* Document excerpt:
Live With Sondra In Studio

Legacy Stories of Multi-Generational Attractions Businesses

Ft. Hannah de Bie and Keenan Mayfield, VP Marketing &
Communications and VP of Operations at Sub Sea Systems

Legacy Stories of Multi-Generational Attractions Businesses features Hannah de Bie and Keenan Mayfield of Sub Sea Systems, sharing how their 30+ year underwater attractions company stays innovative, protects family relationships, and intentionally develops the next generation of leaders—on and off the water.

“When you’re in a family business, when the
business isn’t okay, the family’s not okay, and vice versa.”
– Sondra, on the real stakes of running a multi-generational company

Overview

The conversation between Hannah, Keenan, and Sondra is a blueprint for growing a multi-decade, family-led company without sacrificing either performance or relationships.

This isn’t a side business that simply endured. It’s Sub Sea Systems, a strategic, innovation-focused, 30+ year legacy company built on:

  • A clear purpose (making the underwater world accessible)
  • A resilient family culture
  • A disciplined approach to succession, people, and risk

For CEOs and executives—family business or not—this dialogue reveals patterns worth copying.

1. Clarity of Purpose

Sub Sea Systems began in 1985 with submarines and semi-submersibles. The products evolved, but the mission stayed fixed:

“All of our product line is intended to take people underwater and just make that underwater world accessible.”

Today that includes semi-submersibles, Snuba, Sea Trek helmet diving, Solar Cat boats, Aquaticar, and VR snorkeling.

Executive takeaway:
You can change what you sell without losing who you are—if everything ties back to one powerful purpose. That narrative makes innovation coherent instead of random.

2. The Reality of a Healthy Family Business

From the outside, “family business” looks cozy. Inside, it’s higher stakes. As one mentor told Sondra:

“When the business isn’t okay, the family’s not okay—and vice versa.”

Hannah and Keenan are explicit about:

  • Legacy over exit – Building for generation three, not a sale
  • Values as operating system – Family-first, long-term thinking, mutual growth
  • Structure and boundaries – A formal succession plan, clear rules on spouses in the business, and a shared definition of family time vs. business time

Executive takeaway:
The more your lives and work overlap, the more you need structure on paper—succession, roles, ownership, and decision rights.

* Task data:
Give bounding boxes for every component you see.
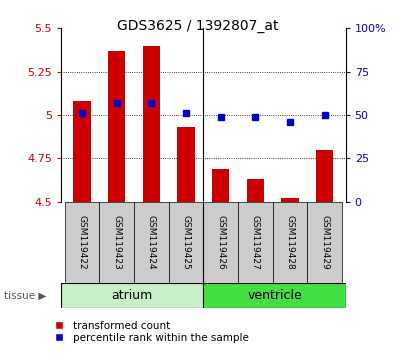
Legend: transformed count, percentile rank within the sample: transformed count, percentile rank withi… — [45, 316, 253, 347]
Bar — [307, 202, 342, 283]
Bar — [100, 202, 134, 283]
Text: GSM119428: GSM119428 — [286, 215, 295, 270]
Text: GSM119425: GSM119425 — [182, 215, 190, 270]
Bar — [212, 169, 229, 202]
Bar — [65, 202, 100, 283]
Bar — [143, 46, 160, 202]
Bar — [169, 202, 203, 283]
Text: ventricle: ventricle — [247, 289, 302, 302]
Text: GSM119426: GSM119426 — [216, 215, 225, 270]
Text: GSM119424: GSM119424 — [147, 215, 156, 270]
Text: GDS3625 / 1392807_at: GDS3625 / 1392807_at — [117, 19, 278, 34]
Bar — [177, 127, 195, 202]
Text: atrium: atrium — [112, 289, 153, 302]
Text: tissue ▶: tissue ▶ — [4, 291, 46, 301]
Bar — [61, 283, 203, 308]
Text: GSM119422: GSM119422 — [77, 215, 87, 270]
Bar — [134, 202, 169, 283]
Bar — [247, 179, 264, 202]
Bar — [282, 198, 299, 202]
Bar — [203, 283, 346, 308]
Bar — [73, 101, 91, 202]
Bar — [203, 202, 238, 283]
Bar — [273, 202, 307, 283]
Text: GSM119427: GSM119427 — [251, 215, 260, 270]
Text: GSM119423: GSM119423 — [112, 215, 121, 270]
Text: GSM119429: GSM119429 — [320, 215, 329, 270]
Bar — [316, 150, 333, 202]
Bar — [238, 202, 273, 283]
Bar — [108, 51, 125, 202]
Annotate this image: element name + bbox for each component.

* Tasks to perform:
**1)** In the records, from the line with "Legend: transformed count, percentile" to the line with "Text: GSM119422: GSM119422", switch "ventricle" to "septum" and write out those lines again with nothing else altered.
**2)** Carry on the text about Sub Sea Systems from the point where it stops.

* Answers for this exercise:
**1)**
Legend: transformed count, percentile rank within the sample: transformed count, percentile rank withi… — [45, 316, 253, 347]
Bar — [307, 202, 342, 283]
Bar — [100, 202, 134, 283]
Text: GSM119428: GSM119428 — [286, 215, 295, 270]
Text: GSM119425: GSM119425 — [182, 215, 190, 270]
Bar — [212, 169, 229, 202]
Bar — [65, 202, 100, 283]
Bar — [143, 46, 160, 202]
Bar — [169, 202, 203, 283]
Text: septum: septum — [247, 289, 302, 302]
Text: GSM119426: GSM119426 — [216, 215, 225, 270]
Text: GSM119424: GSM119424 — [147, 215, 156, 270]
Text: GDS3625 / 1392807_at: GDS3625 / 1392807_at — [117, 19, 278, 34]
Bar — [177, 127, 195, 202]
Text: atrium: atrium — [112, 289, 153, 302]
Text: tissue ▶: tissue ▶ — [4, 291, 46, 301]
Bar — [61, 283, 203, 308]
Text: GSM119422: GSM119422 — [77, 215, 87, 270]

**2)**
3. Growing the Next Generation—Without Entitlement

Hannah and Keenan both grew up in the business but entered differently:

  • Hannah studied international business and Spanish to serve company needs and joined right after college.
  • Keenan followed a more meandering, rugby-first path and returned later with hard-won perspective.

Their parents:

  • Didn’t force entry into the company
  • Encouraged outside experience
  • Allowed them to fail, explore, and come back ready

Now, generation three is being exposed through trade shows, site visits, and product testing, where kids’ input is treated as meaningful, not symbolic.

Executive takeaway:
Succession isn’t a single hand-off moment; it’s an ongoing exposure strategy. Real responsibility and real experiences beat classroom theory.

4. People, Failure, and Real-World Leadership

They also show how to:

  • Treat employees as extended family while investing in upskilling and retention
  • Create safety for hard feedback—even about family members
  • Talk openly about failure, like Clear Lounge, an underwater oxygen bar that flopped due to location but later yielded learning, modular design insights, and even Stranger Things exposure via its clear helmet design

Beneath it all is a leadership stance built on resilience, perspective, and presence—zooming out during setbacks, choosing discomfort as a growth lever, and being intentionally present for family despite heavy demands.

Executive takeaway:
At senior levels, your real levers are how you frame setbacks, how you develop people, and how you protect key relationships while still pushing for growth.

Watch & Listen on the Go!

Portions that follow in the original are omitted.